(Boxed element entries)
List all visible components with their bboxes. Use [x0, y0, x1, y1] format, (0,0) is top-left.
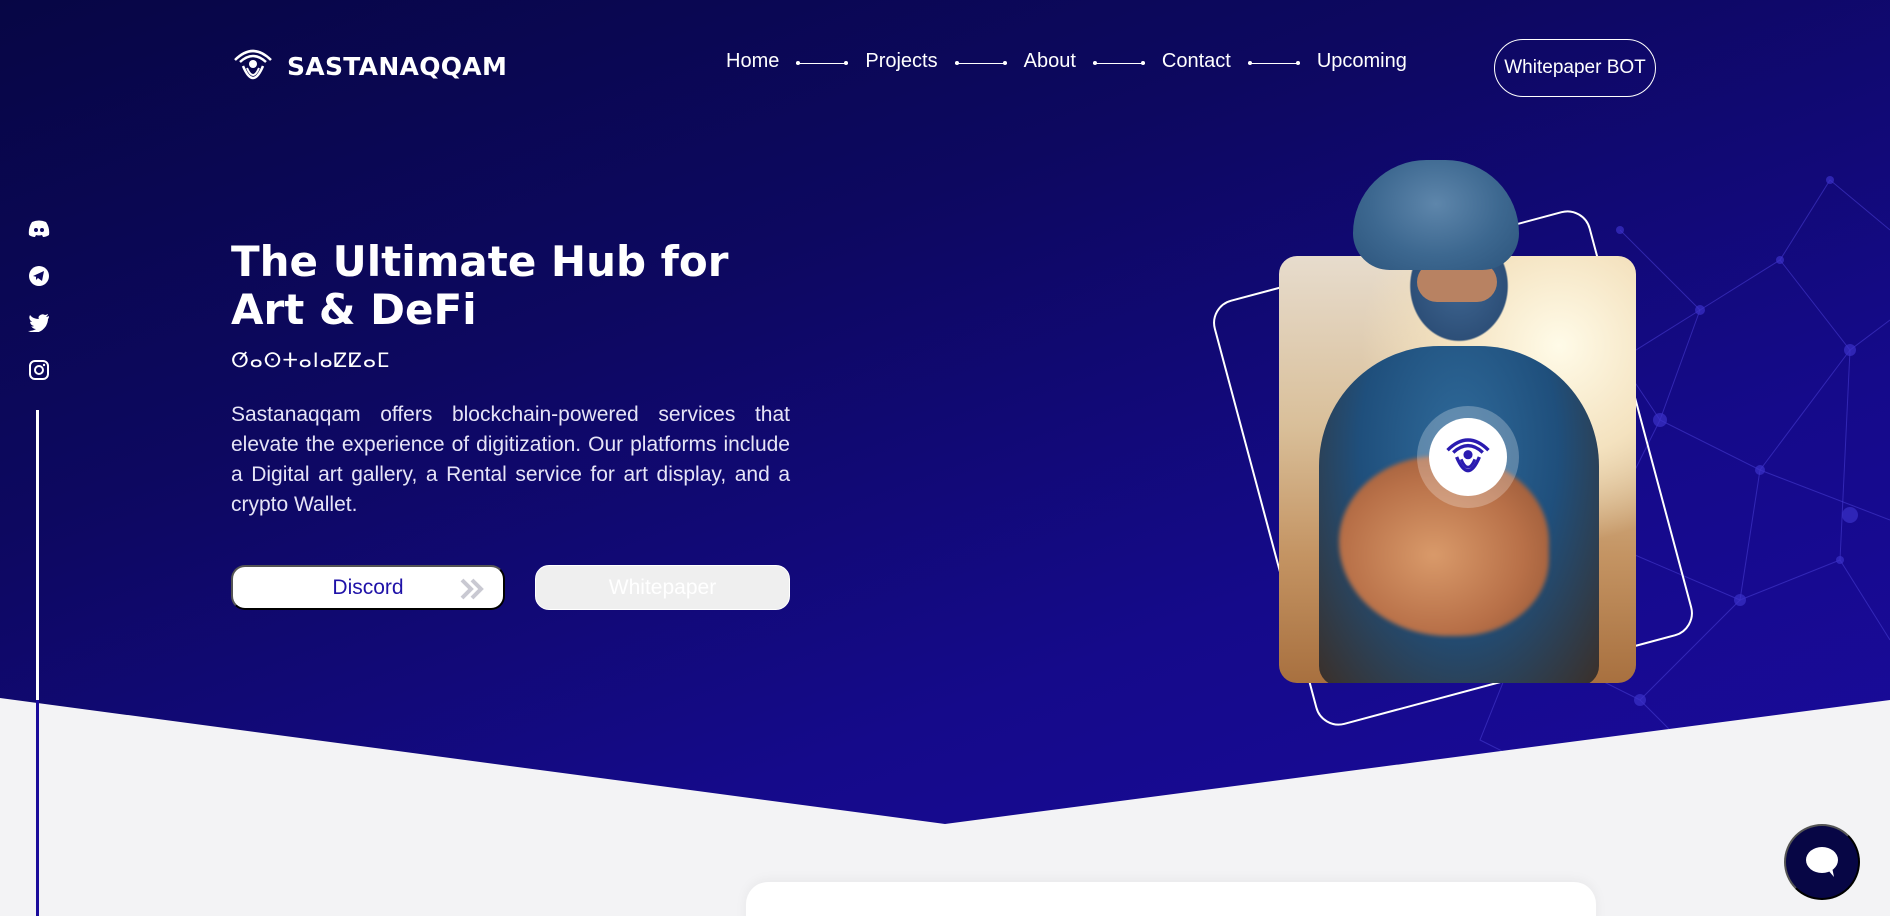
social-links [26, 218, 52, 381]
discord-icon[interactable] [26, 218, 52, 240]
nav-projects[interactable]: Projects [865, 50, 937, 73]
chat-bubble-icon [1806, 847, 1838, 877]
brand-logo[interactable]: SASTANAQQAM [231, 44, 507, 88]
brand-name: SASTANAQQAM [287, 51, 508, 81]
logo-badge [1429, 418, 1507, 496]
nav-about[interactable]: About [1024, 50, 1076, 73]
chat-widget-button[interactable] [1784, 824, 1860, 900]
discord-button[interactable]: Discord [231, 565, 505, 610]
sidebar-line-lower [36, 700, 39, 916]
main-nav: Home Projects About Contact Upcoming [726, 50, 1407, 73]
nav-upcoming[interactable]: Upcoming [1317, 50, 1407, 73]
content-card [746, 882, 1596, 916]
nav-separator [954, 59, 1007, 69]
whitepaper-button[interactable]: Whitepaper [535, 565, 790, 610]
double-chevron-right-icon [460, 578, 484, 600]
hero-description: Sastanaqqam offers blockchain-powered se… [231, 403, 790, 516]
instagram-icon[interactable] [26, 359, 52, 381]
hero-subtitle: ⵚⴰⵙⵜⴰⵏⴰⵇⵇⴰⵎ [231, 348, 391, 372]
nav-contact[interactable]: Contact [1162, 50, 1231, 73]
nav-separator [796, 59, 849, 69]
nav-separator [1092, 59, 1145, 69]
eye-logo-icon [1446, 438, 1490, 473]
eye-logo-icon [234, 49, 272, 80]
whitepaper-bot-button[interactable]: Whitepaper BOT [1494, 39, 1656, 97]
discord-button-label: Discord [332, 575, 404, 599]
nav-home[interactable]: Home [726, 50, 779, 73]
hero-title: The Ultimate Hub for Art & DeFi [231, 237, 729, 334]
nav-separator [1247, 59, 1300, 69]
twitter-icon[interactable] [26, 312, 52, 334]
telegram-icon[interactable] [26, 265, 52, 287]
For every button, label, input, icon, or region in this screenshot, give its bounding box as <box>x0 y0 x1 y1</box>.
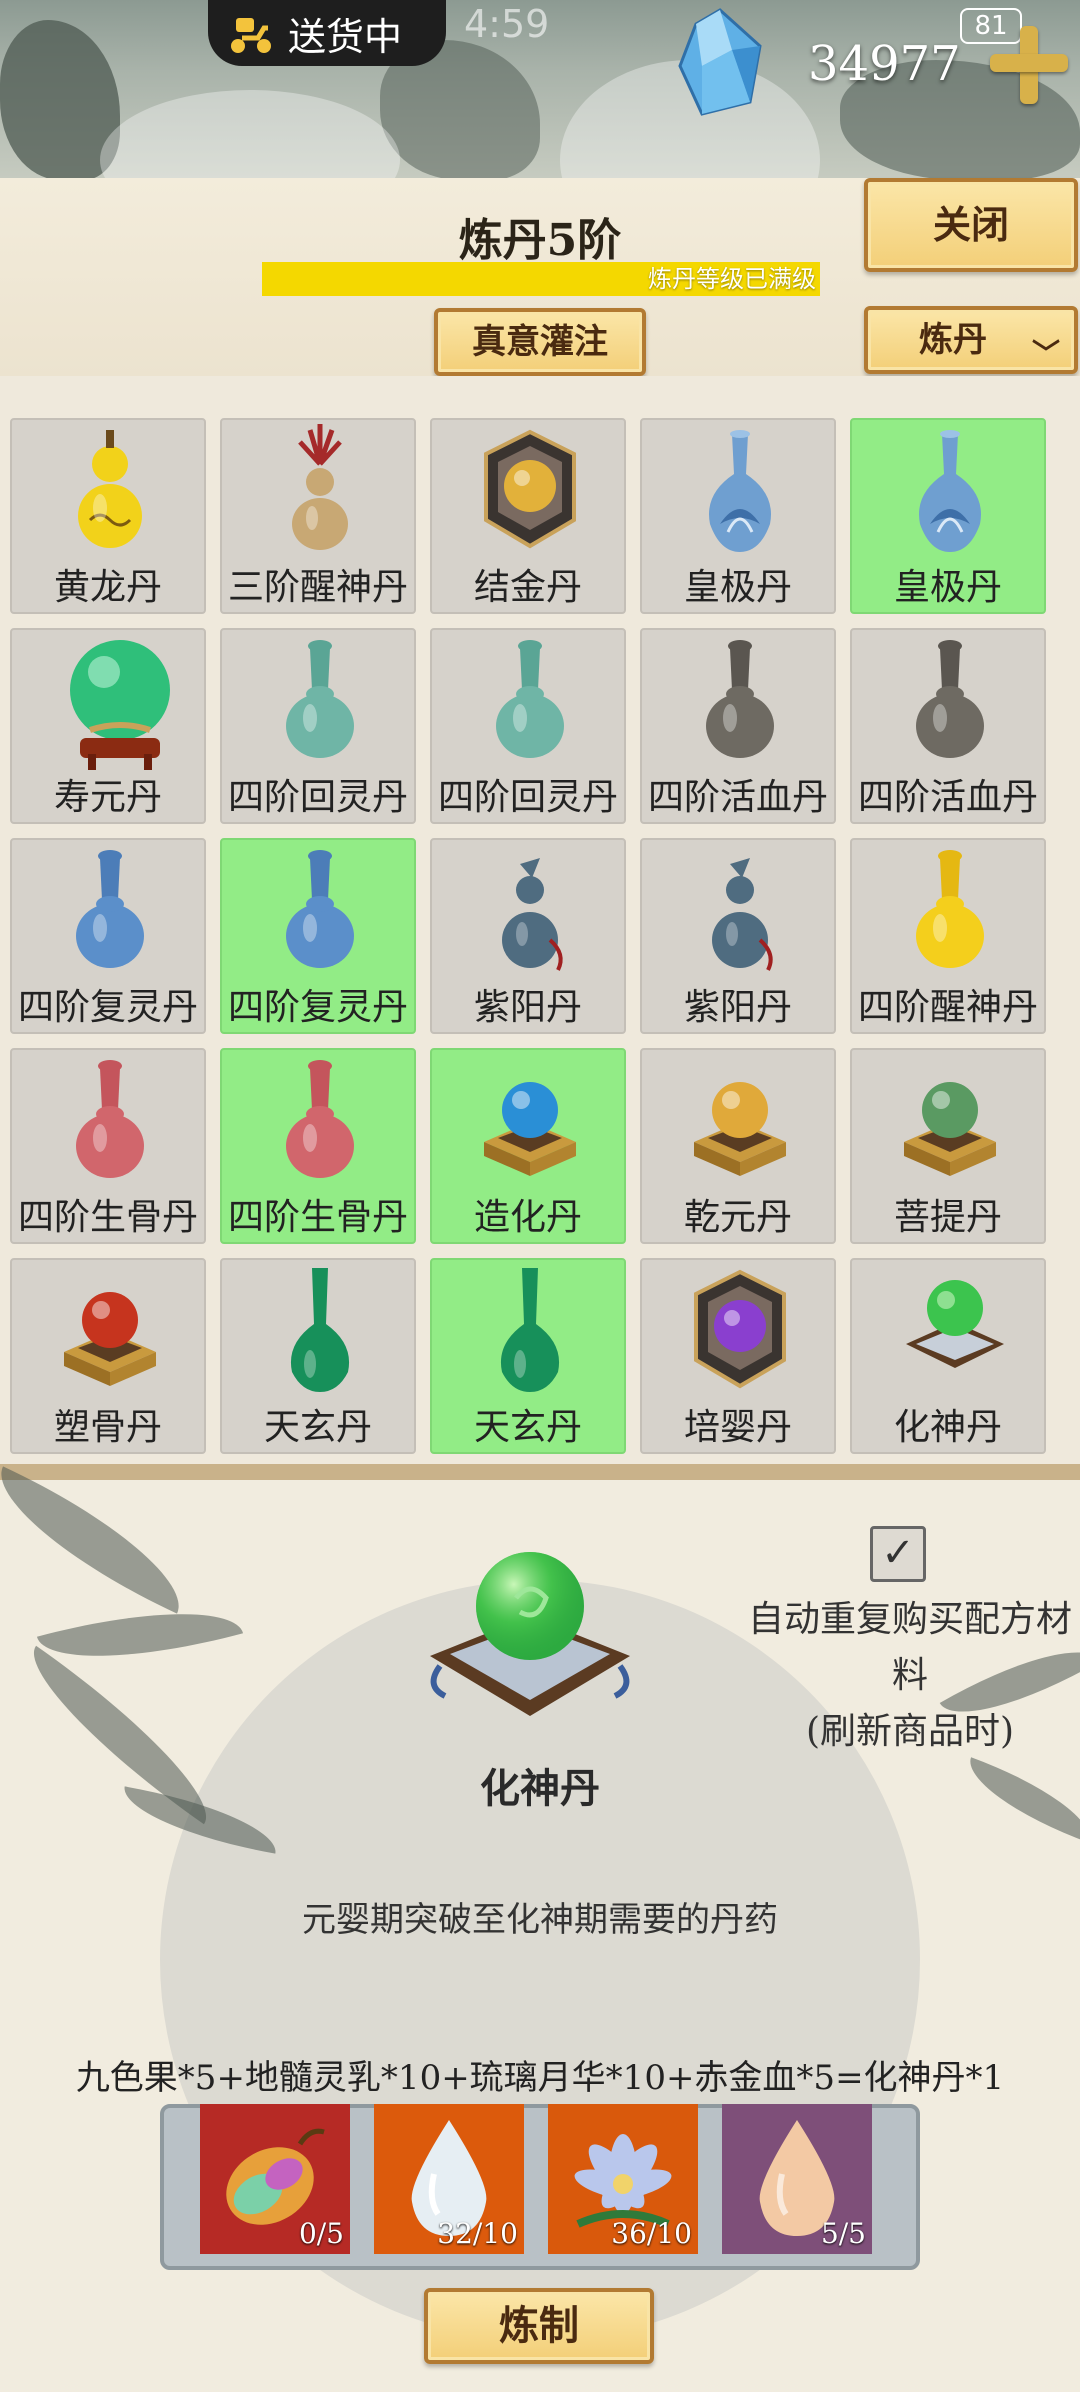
pill-cell-label: 四阶回灵丹 <box>437 777 618 818</box>
pill-cell-label: 造化丹 <box>473 1197 582 1238</box>
chevron-down-icon: ﹀ <box>1031 337 1060 370</box>
pill-cell-label: 培婴丹 <box>683 1407 792 1448</box>
infuse-button[interactable]: 真意灌注 <box>434 308 646 376</box>
pill-cell[interactable]: 紫阳丹 <box>430 838 626 1034</box>
pill-detail-panel: ✓ 自动重复购买配方材料 (刷新商品时) 化神丹 元婴期突破至化神期需要的丹药 … <box>0 1464 1080 2392</box>
spirit-crystal-icon <box>672 6 768 118</box>
pill-cell[interactable]: 四阶复灵丹 <box>220 838 416 1034</box>
level-progress-text: 炼丹等级已满级 <box>648 265 816 293</box>
pill-cell-label: 化神丹 <box>893 1407 1002 1448</box>
pill-cell-label: 四阶活血丹 <box>857 777 1038 818</box>
material-count: 0/5 <box>298 2217 344 2250</box>
pill-cell-label: 乾元丹 <box>683 1197 792 1238</box>
auto-repeat-label-line1: 自动重复购买配方材料 <box>747 1599 1072 1696</box>
pill-cell[interactable]: 四阶生骨丹 <box>220 1048 416 1244</box>
pill-cell[interactable]: 结金丹 <box>430 418 626 614</box>
pill-cell-label: 四阶生骨丹 <box>17 1197 198 1238</box>
clock: 4:59 <box>464 2 550 46</box>
recipe-formula: 九色果*5+地髓灵乳*10+琉璃月华*10+赤金血*5=化神丹*1 <box>75 2058 1005 2098</box>
pill-cell-label: 四阶生骨丹 <box>227 1197 408 1238</box>
pill-cell[interactable]: 四阶活血丹 <box>640 628 836 824</box>
currency-amount: 34977 <box>808 36 961 92</box>
materials-frame: 0/5 32/10 36/10 5/5 <box>160 2104 920 2270</box>
green-orb-cushion-icon <box>420 1536 640 1740</box>
auto-repeat-checkbox[interactable]: ✓ <box>870 1526 926 1582</box>
selected-pill-description: 元婴期突破至化神期需要的丹药 <box>302 1900 778 1940</box>
delivery-status-pill[interactable]: 送货中 <box>208 0 446 66</box>
material-count: 5/5 <box>820 2217 866 2250</box>
pill-cell-label: 四阶复灵丹 <box>17 987 198 1028</box>
pill-grid[interactable]: 三阶生骨丹三阶生骨丹三阶复灵丹三阶复灵丹黄龙丹 黄龙丹 三阶醒神丹 结金丹 皇极… <box>0 376 1080 1464</box>
pill-cell[interactable]: 菩提丹 <box>850 1048 1046 1244</box>
pill-cell-label: 塑骨丹 <box>53 1407 162 1448</box>
pill-cell[interactable]: 寿元丹 <box>10 628 206 824</box>
pill-cell[interactable]: 天玄丹 <box>220 1258 416 1454</box>
category-dropdown-value: 炼丹 <box>919 320 987 360</box>
pill-cell[interactable]: 三阶醒神丹 <box>220 418 416 614</box>
pill-cell-label: 四阶活血丹 <box>647 777 828 818</box>
pill-cell[interactable]: 四阶回灵丹 <box>430 628 626 824</box>
pill-cell[interactable]: 四阶生骨丹 <box>10 1048 206 1244</box>
pill-cell[interactable]: 皇极丹 <box>640 418 836 614</box>
pill-cell[interactable]: 四阶复灵丹 <box>10 838 206 1034</box>
pill-cell-label: 菩提丹 <box>893 1197 1002 1238</box>
material-slot[interactable]: 0/5 <box>200 2104 350 2254</box>
pill-cell-label: 结金丹 <box>473 567 582 608</box>
pill-cell-label: 紫阳丹 <box>683 987 792 1028</box>
pill-cell-label: 三阶醒神丹 <box>227 567 408 608</box>
selected-pill-name: 化神丹 <box>480 1765 600 1812</box>
category-dropdown[interactable]: 炼丹 ﹀ <box>864 306 1078 374</box>
pill-cell-label: 皇极丹 <box>893 567 1002 608</box>
level-progress-bar: 炼丹等级已满级 <box>262 262 820 296</box>
material-count: 36/10 <box>611 2217 692 2250</box>
pill-cell-label: 皇极丹 <box>683 567 792 608</box>
pill-cell-label: 四阶醒神丹 <box>857 987 1038 1028</box>
pill-cell[interactable]: 四阶活血丹 <box>850 628 1046 824</box>
pill-cell[interactable]: 紫阳丹 <box>640 838 836 1034</box>
auto-repeat-label: 自动重复购买配方材料 (刷新商品时) <box>740 1592 1080 1760</box>
material-count: 32/10 <box>437 2217 518 2250</box>
pill-cell[interactable]: 天玄丹 <box>430 1258 626 1454</box>
material-slot[interactable]: 36/10 <box>548 2104 698 2254</box>
pill-cell[interactable]: 四阶回灵丹 <box>220 628 416 824</box>
craft-button[interactable]: 炼制 <box>424 2288 654 2364</box>
material-slot[interactable]: 32/10 <box>374 2104 524 2254</box>
delivery-status-text: 送货中 <box>288 14 403 59</box>
close-button[interactable]: 关闭 <box>864 178 1078 272</box>
pill-cell-label: 紫阳丹 <box>473 987 582 1028</box>
pill-cell[interactable]: 培婴丹 <box>640 1258 836 1454</box>
pill-cell[interactable]: 化神丹 <box>850 1258 1046 1454</box>
pill-cell-label: 天玄丹 <box>473 1407 582 1448</box>
pill-cell-label: 四阶复灵丹 <box>227 987 408 1028</box>
pill-cell[interactable]: 皇极丹 <box>850 418 1046 614</box>
pill-cell-label: 寿元丹 <box>53 777 162 818</box>
pill-cell-label: 天玄丹 <box>263 1407 372 1448</box>
pill-cell[interactable]: 造化丹 <box>430 1048 626 1244</box>
pill-cell-label: 四阶回灵丹 <box>227 777 408 818</box>
add-currency-icon[interactable] <box>986 22 1070 106</box>
pill-cell[interactable]: 黄龙丹 <box>10 418 206 614</box>
pill-cell[interactable]: 乾元丹 <box>640 1048 836 1244</box>
delivery-scooter-icon <box>228 10 274 56</box>
pill-cell[interactable]: 塑骨丹 <box>10 1258 206 1454</box>
auto-repeat-label-line2: (刷新商品时) <box>805 1711 1015 1752</box>
pill-cell-label: 黄龙丹 <box>53 567 162 608</box>
pill-cell[interactable]: 四阶醒神丹 <box>850 838 1046 1034</box>
material-slot[interactable]: 5/5 <box>722 2104 872 2254</box>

(AIM) Starting at the line containing "social-links [26, 218, 52, 381]" and ending at the line containing "telegram-icon[interactable] [26, 265, 52, 287]", write those lines out again with "nav-separator" swapped for "nav-divider" and everything else left as is.

(THE SOLUTION)
social-links [26, 218, 52, 381]
discord-icon[interactable] [26, 218, 52, 240]
nav-projects[interactable]: Projects [865, 50, 937, 73]
chat-bubble-icon [1806, 847, 1838, 877]
brand-logo[interactable]: SASTANAQQAM [231, 44, 507, 88]
brand-name: SASTANAQQAM [287, 51, 508, 81]
logo-badge [1429, 418, 1507, 496]
nav-about[interactable]: About [1024, 50, 1076, 73]
chat-widget-button[interactable] [1784, 824, 1860, 900]
discord-button[interactable]: Discord [231, 565, 505, 610]
sidebar-line-lower [36, 700, 39, 916]
main-nav: Home Projects About Contact Upcoming [726, 50, 1407, 73]
nav-upcoming[interactable]: Upcoming [1317, 50, 1407, 73]
content-card [746, 882, 1596, 916]
nav-divider [954, 59, 1007, 69]
whitepaper-button[interactable]: Whitepaper [535, 565, 790, 610]
double-chevron-right-icon [460, 578, 484, 600]
hero-description: Sastanaqqam offers blockchain-powered se… [231, 403, 790, 516]
instagram-icon[interactable] [26, 359, 52, 381]
hero-subtitle: ⵚⴰⵙⵜⴰⵏⴰⵇⵇⴰⵎ [231, 348, 391, 372]
nav-contact[interactable]: Contact [1162, 50, 1231, 73]
nav-divider [796, 59, 849, 69]
nav-divider [1092, 59, 1145, 69]
eye-logo-icon [1446, 438, 1490, 473]
eye-logo-icon [234, 49, 272, 80]
whitepaper-bot-button[interactable]: Whitepaper BOT [1494, 39, 1656, 97]
discord-button-label: Discord [332, 575, 404, 599]
nav-home[interactable]: Home [726, 50, 779, 73]
hero-title: The Ultimate Hub for Art & DeFi [231, 237, 729, 334]
nav-divider [1247, 59, 1300, 69]
twitter-icon[interactable] [26, 312, 52, 334]
telegram-icon[interactable] [26, 265, 52, 287]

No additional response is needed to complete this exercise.